AIM OF THE TASK: Copy out the data exactly, leaving the pictures behind.

Stored data entries

--- begin ---

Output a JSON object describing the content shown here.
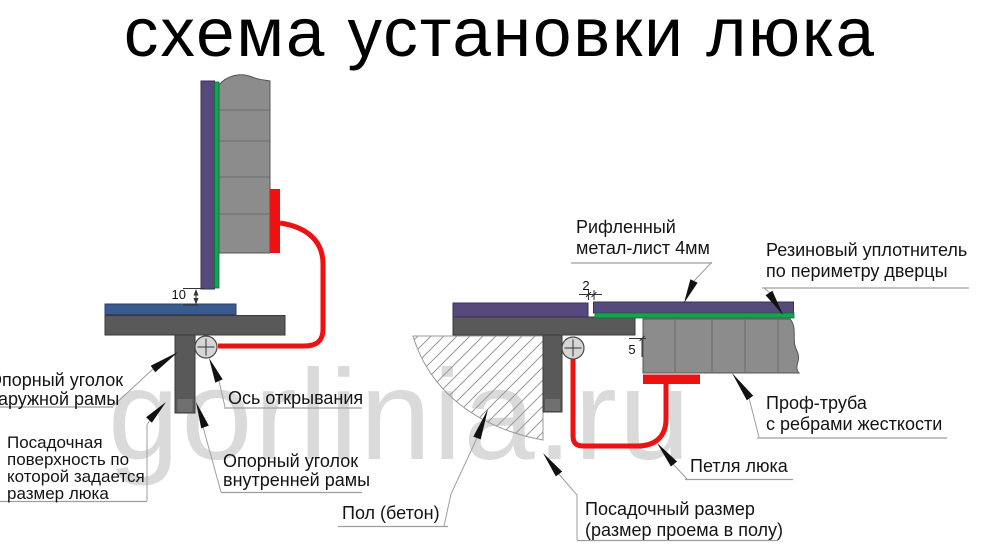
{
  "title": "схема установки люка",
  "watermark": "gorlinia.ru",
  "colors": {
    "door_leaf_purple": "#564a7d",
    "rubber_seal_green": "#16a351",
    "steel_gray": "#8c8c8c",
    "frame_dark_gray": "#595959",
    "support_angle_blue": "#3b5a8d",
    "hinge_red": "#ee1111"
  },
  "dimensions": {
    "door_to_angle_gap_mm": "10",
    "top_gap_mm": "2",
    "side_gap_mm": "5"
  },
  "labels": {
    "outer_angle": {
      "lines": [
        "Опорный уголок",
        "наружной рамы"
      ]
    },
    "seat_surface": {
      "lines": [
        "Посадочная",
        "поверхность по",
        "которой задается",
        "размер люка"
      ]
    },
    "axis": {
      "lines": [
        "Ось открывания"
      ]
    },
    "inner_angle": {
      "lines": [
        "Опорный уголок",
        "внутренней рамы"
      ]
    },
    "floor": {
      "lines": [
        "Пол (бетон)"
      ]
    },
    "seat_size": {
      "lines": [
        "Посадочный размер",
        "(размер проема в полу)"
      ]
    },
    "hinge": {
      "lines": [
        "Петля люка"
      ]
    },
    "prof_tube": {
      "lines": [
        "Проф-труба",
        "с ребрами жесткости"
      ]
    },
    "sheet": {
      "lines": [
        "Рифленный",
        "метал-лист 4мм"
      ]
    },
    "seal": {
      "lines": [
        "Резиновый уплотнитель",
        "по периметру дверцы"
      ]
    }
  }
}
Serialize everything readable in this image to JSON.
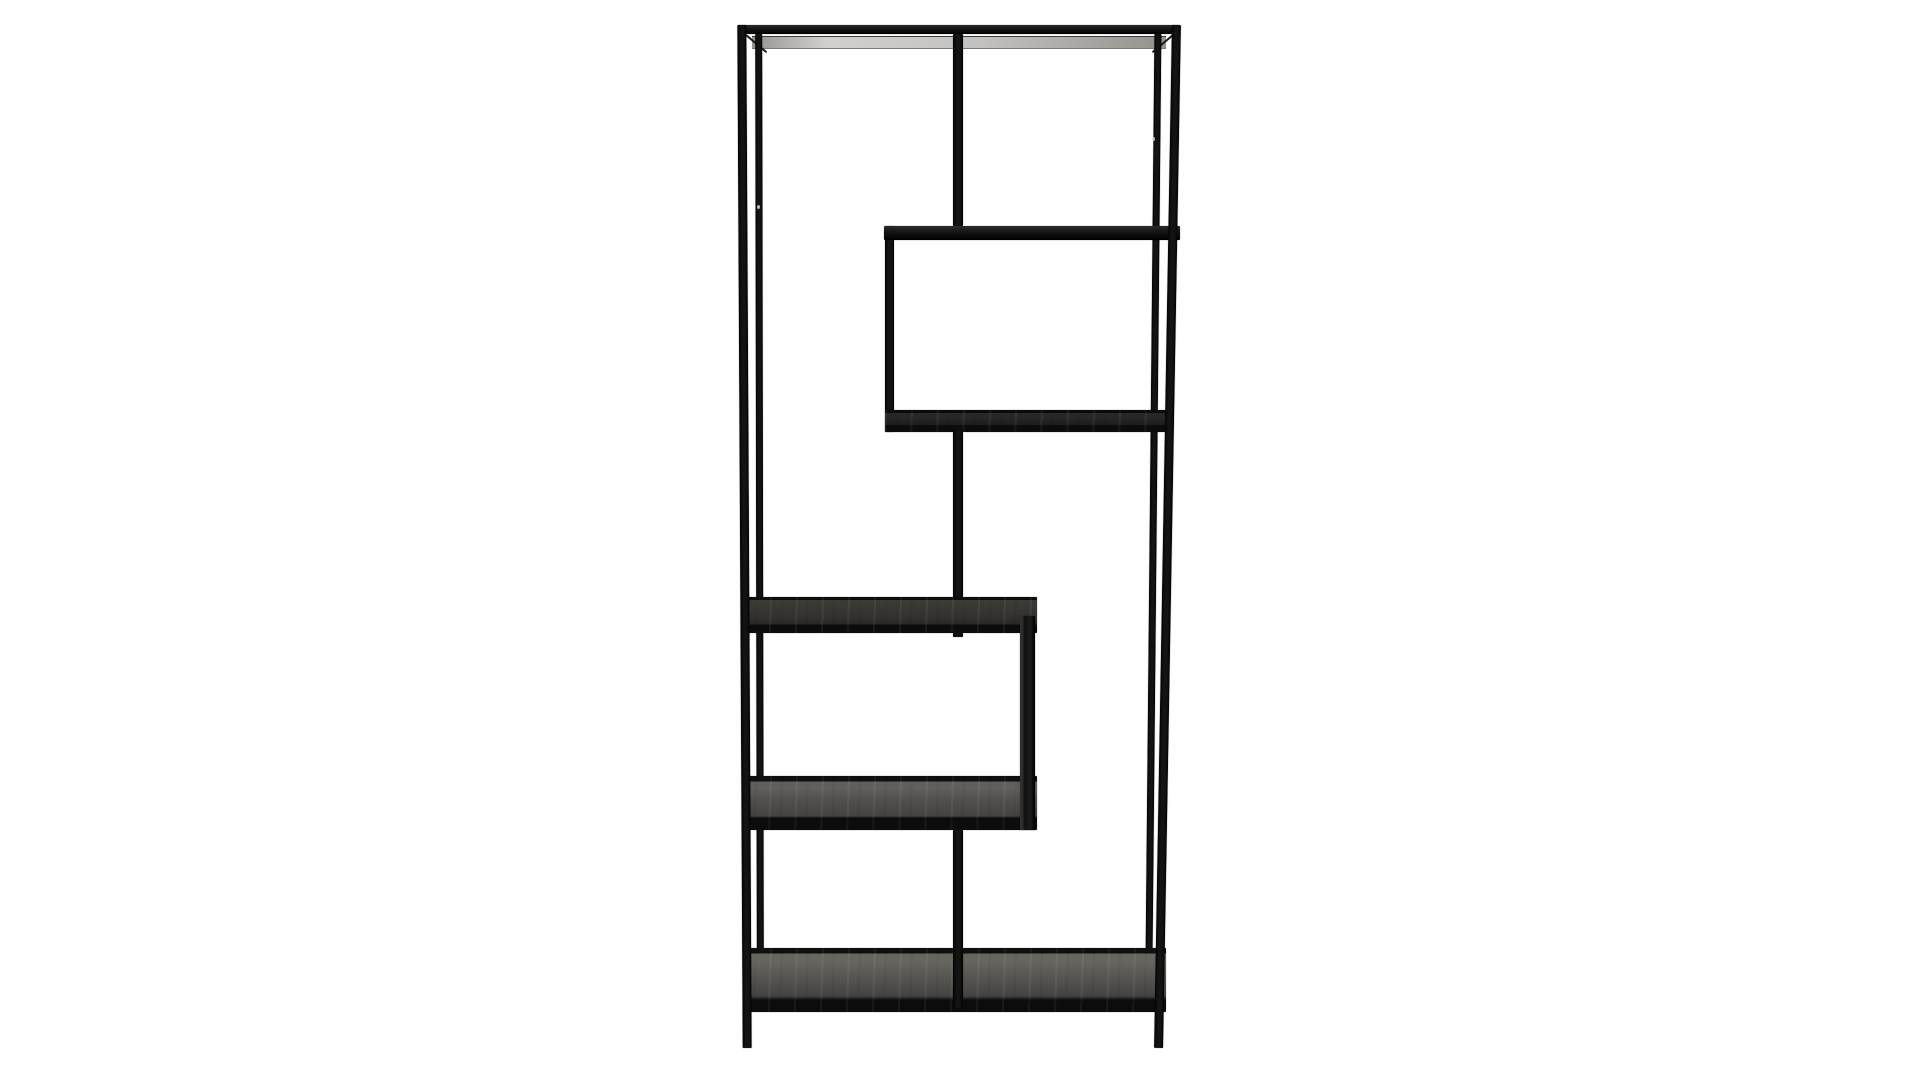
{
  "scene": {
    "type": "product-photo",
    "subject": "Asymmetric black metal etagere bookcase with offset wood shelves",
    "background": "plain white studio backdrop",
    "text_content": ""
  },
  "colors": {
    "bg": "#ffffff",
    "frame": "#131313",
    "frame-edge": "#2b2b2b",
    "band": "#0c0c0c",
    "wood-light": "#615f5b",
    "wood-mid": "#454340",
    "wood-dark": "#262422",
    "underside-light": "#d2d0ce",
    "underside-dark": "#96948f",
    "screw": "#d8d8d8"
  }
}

--- end ---

FULL SOLUTION:
Output a JSON object describing the content shown here.
{
  "title": "схема установки люка",
  "watermark": "gorlinia.ru",
  "colors": {
    "door_leaf_purple": "#564a7d",
    "rubber_seal_green": "#16a351",
    "steel_gray": "#8c8c8c",
    "frame_dark_gray": "#595959",
    "support_angle_blue": "#3b5a8d",
    "hinge_red": "#ee1111"
  },
  "dimensions": {
    "door_to_angle_gap_mm": "10",
    "top_gap_mm": "2",
    "side_gap_mm": "5"
  },
  "labels": {
    "outer_angle": {
      "lines": [
        "Опорный уголок",
        "наружной рамы"
      ]
    },
    "seat_surface": {
      "lines": [
        "Посадочная",
        "поверхность по",
        "которой задается",
        "размер люка"
      ]
    },
    "axis": {
      "lines": [
        "Ось открывания"
      ]
    },
    "inner_angle": {
      "lines": [
        "Опорный уголок",
        "внутренней рамы"
      ]
    },
    "floor": {
      "lines": [
        "Пол (бетон)"
      ]
    },
    "seat_size": {
      "lines": [
        "Посадочный размер",
        "(размер проема в полу)"
      ]
    },
    "hinge": {
      "lines": [
        "Петля люка"
      ]
    },
    "prof_tube": {
      "lines": [
        "Проф-труба",
        "с ребрами жесткости"
      ]
    },
    "sheet": {
      "lines": [
        "Рифленный",
        "метал-лист 4мм"
      ]
    },
    "seal": {
      "lines": [
        "Резиновый уплотнитель",
        "по периметру дверцы"
      ]
    }
  }
}
Serialize everything readable in this image to JSON.
{
  "scene": {
    "type": "product-photo",
    "subject": "Asymmetric black metal etagere bookcase with offset wood shelves",
    "background": "plain white studio backdrop",
    "text_content": ""
  },
  "colors": {
    "bg": "#ffffff",
    "frame": "#131313",
    "frame-edge": "#2b2b2b",
    "band": "#0c0c0c",
    "wood-light": "#615f5b",
    "wood-mid": "#454340",
    "wood-dark": "#262422",
    "underside-light": "#d2d0ce",
    "underside-dark": "#96948f",
    "screw": "#d8d8d8"
  }
}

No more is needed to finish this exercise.